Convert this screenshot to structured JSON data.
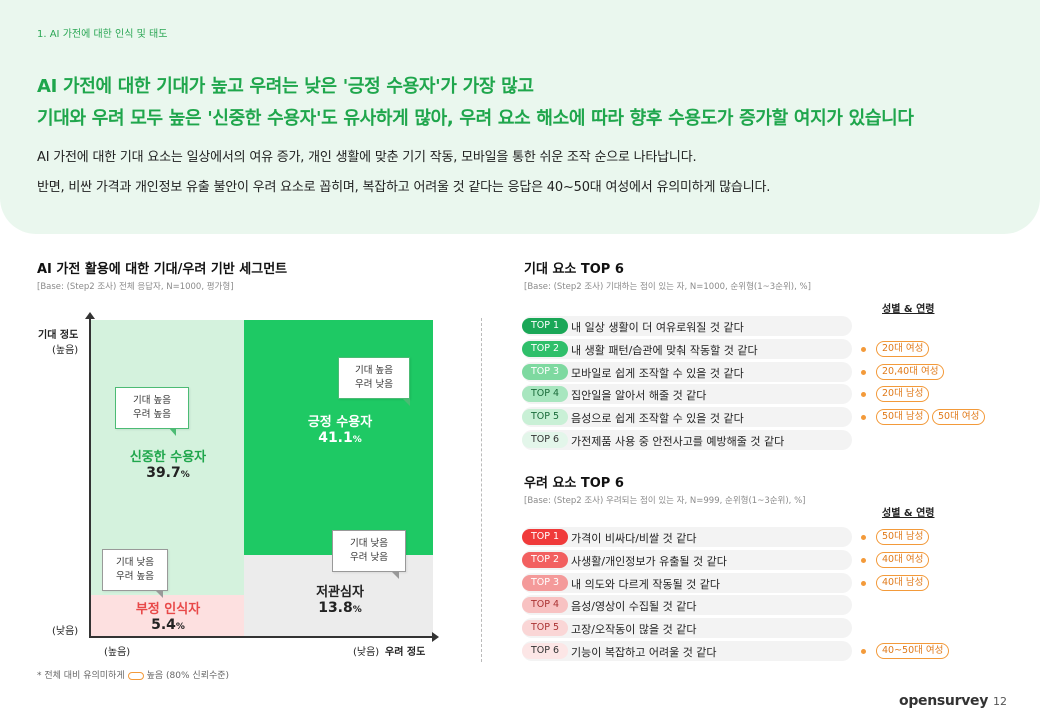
{
  "section_label": "1. AI 가전에 대한 인식 및 태도",
  "headline": {
    "line1": "AI 가전에 대한 기대가 높고 우려는 낮은 '긍정 수용자'가 가장 많고",
    "line2": "기대와 우려 모두 높은 '신중한 수용자'도 유사하게 많아, 우려 요소 해소에 따라 향후 수용도가 증가할 여지가 있습니다"
  },
  "description": {
    "line1": "AI 가전에 대한 기대 요소는 일상에서의 여유 증가, 개인 생활에 맞춘 기기 작동, 모바일을 통한 쉬운 조작 순으로 나타납니다.",
    "line2": "반면, 비싼 가격과 개인정보 유출 불안이 우려 요소로 꼽히며, 복잡하고 어려울 것 같다는 응답은 40~50대 여성에서 유의미하게 많습니다."
  },
  "segment_chart": {
    "title": "AI 가전 활용에 대한 기대/우려 기반 세그먼트",
    "base": "[Base: (Step2 조사) 전체 응답자, N=1000, 평가형]",
    "y_axis": {
      "title": "기대 정도",
      "high": "(높음)",
      "low": "(낮음)"
    },
    "x_axis": {
      "title": "우려 정도",
      "high": "(높음)",
      "low": "(낮음)"
    },
    "segments": {
      "cautious": {
        "name": "신중한 수용자",
        "value": "39.7",
        "unit": "%",
        "callout_1": "기대 높음",
        "callout_2": "우려 높음"
      },
      "positive": {
        "name": "긍정 수용자",
        "value": "41.1",
        "unit": "%",
        "callout_1": "기대 높음",
        "callout_2": "우려 낮음"
      },
      "negative": {
        "name": "부정 인식자",
        "value": "5.4",
        "unit": "%",
        "callout_1": "기대 낮음",
        "callout_2": "우려 높음"
      },
      "indifferent": {
        "name": "저관심자",
        "value": "13.8",
        "unit": "%",
        "callout_1": "기대 낮음",
        "callout_2": "우려 낮음"
      }
    },
    "colors": {
      "cautious": "#d4f2dd",
      "positive": "#1ec964",
      "negative": "#fde0e0",
      "indifferent": "#ececec"
    }
  },
  "expect_top6": {
    "title": "기대 요소 TOP 6",
    "base": "[Base: (Step2 조사) 기대하는 점이 있는 자, N=1000, 순위형(1~3순위), %]",
    "sub_head": "성별 & 연령",
    "items": [
      {
        "rank": "TOP 1",
        "text": "내 일상 생활이 더 여유로워질 것 같다",
        "tags": []
      },
      {
        "rank": "TOP 2",
        "text": "내 생활 패턴/습관에 맞춰 작동할 것 같다",
        "tags": [
          "20대 여성"
        ]
      },
      {
        "rank": "TOP 3",
        "text": "모바일로 쉽게 조작할 수 있을 것 같다",
        "tags": [
          "20,40대 여성"
        ]
      },
      {
        "rank": "TOP 4",
        "text": "집안일을 알아서 해줄 것 같다",
        "tags": [
          "20대 남성"
        ]
      },
      {
        "rank": "TOP 5",
        "text": "음성으로 쉽게 조작할 수 있을 것 같다",
        "tags": [
          "50대 남성",
          "50대 여성"
        ]
      },
      {
        "rank": "TOP 6",
        "text": "가전제품 사용 중 안전사고를 예방해줄 것 같다",
        "tags": []
      }
    ]
  },
  "concern_top6": {
    "title": "우려 요소 TOP 6",
    "base": "[Base: (Step2 조사) 우려되는 점이 있는 자, N=999, 순위형(1~3순위), %]",
    "sub_head": "성별 & 연령",
    "items": [
      {
        "rank": "TOP 1",
        "text": "가격이 비싸다/비쌀 것 같다",
        "tags": [
          "50대 남성"
        ]
      },
      {
        "rank": "TOP 2",
        "text": "사생활/개인정보가 유출될 것 같다",
        "tags": [
          "40대 여성"
        ]
      },
      {
        "rank": "TOP 3",
        "text": "내 의도와 다르게 작동될 것 같다",
        "tags": [
          "40대 남성"
        ]
      },
      {
        "rank": "TOP 4",
        "text": "음성/영상이 수집될 것 같다",
        "tags": []
      },
      {
        "rank": "TOP 5",
        "text": "고장/오작동이 많을 것 같다",
        "tags": []
      },
      {
        "rank": "TOP 6",
        "text": "기능이 복잡하고 어려울 것 같다",
        "tags": [
          "40~50대 여성"
        ]
      }
    ]
  },
  "footnote": {
    "prefix": "* 전체 대비 유의미하게",
    "suffix": "높음 (80% 신뢰수준)"
  },
  "brand": "opensurvey",
  "page_number": "12"
}
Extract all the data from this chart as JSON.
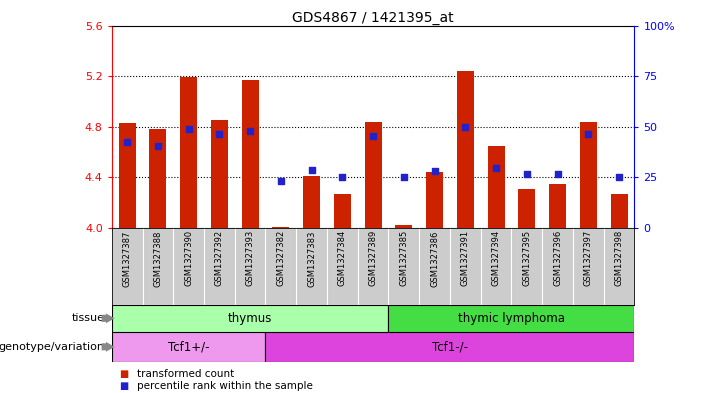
{
  "title": "GDS4867 / 1421395_at",
  "samples": [
    "GSM1327387",
    "GSM1327388",
    "GSM1327390",
    "GSM1327392",
    "GSM1327393",
    "GSM1327382",
    "GSM1327383",
    "GSM1327384",
    "GSM1327389",
    "GSM1327385",
    "GSM1327386",
    "GSM1327391",
    "GSM1327394",
    "GSM1327395",
    "GSM1327396",
    "GSM1327397",
    "GSM1327398"
  ],
  "red_bars": [
    4.83,
    4.78,
    5.19,
    4.85,
    5.17,
    4.01,
    4.41,
    4.27,
    4.84,
    4.02,
    4.44,
    5.24,
    4.65,
    4.31,
    4.35,
    4.84,
    4.27
  ],
  "blue_dots": [
    4.68,
    4.65,
    4.78,
    4.74,
    4.77,
    4.37,
    4.46,
    4.4,
    4.73,
    4.4,
    4.45,
    4.8,
    4.47,
    4.43,
    4.43,
    4.74,
    4.4
  ],
  "ylim_left": [
    4.0,
    5.6
  ],
  "yticks_left": [
    4.0,
    4.4,
    4.8,
    5.2,
    5.6
  ],
  "ylim_right": [
    0,
    100
  ],
  "yticks_right": [
    0,
    25,
    50,
    75,
    100
  ],
  "ytick_labels_right": [
    "0",
    "25",
    "50",
    "75",
    "100%"
  ],
  "bar_color": "#cc2200",
  "dot_color": "#2222cc",
  "tissue_labels": [
    "thymus",
    "thymic lymphoma"
  ],
  "thymus_count": 9,
  "tissue_colors": [
    "#aaffaa",
    "#44dd44"
  ],
  "genotype_labels": [
    "Tcf1+/-",
    "Tcf1-/-"
  ],
  "tcf1plus_count": 5,
  "genotype_colors": [
    "#ee99ee",
    "#dd44dd"
  ],
  "row1_label": "tissue",
  "row2_label": "genotype/variation",
  "legend_items": [
    "transformed count",
    "percentile rank within the sample"
  ],
  "legend_colors": [
    "#cc2200",
    "#2222cc"
  ],
  "dotted_lines": [
    4.4,
    4.8,
    5.2
  ],
  "background_color": "#ffffff",
  "tick_label_bg": "#cccccc",
  "arrow_color": "#888888"
}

★ ★ ★

**Your objective**
Find all lines holding the string "value" and copy them.

**Output of the exercise**
        "value": "39.7",
        "value": "41.1",
        "value": "5.4",
        "value": "13.8",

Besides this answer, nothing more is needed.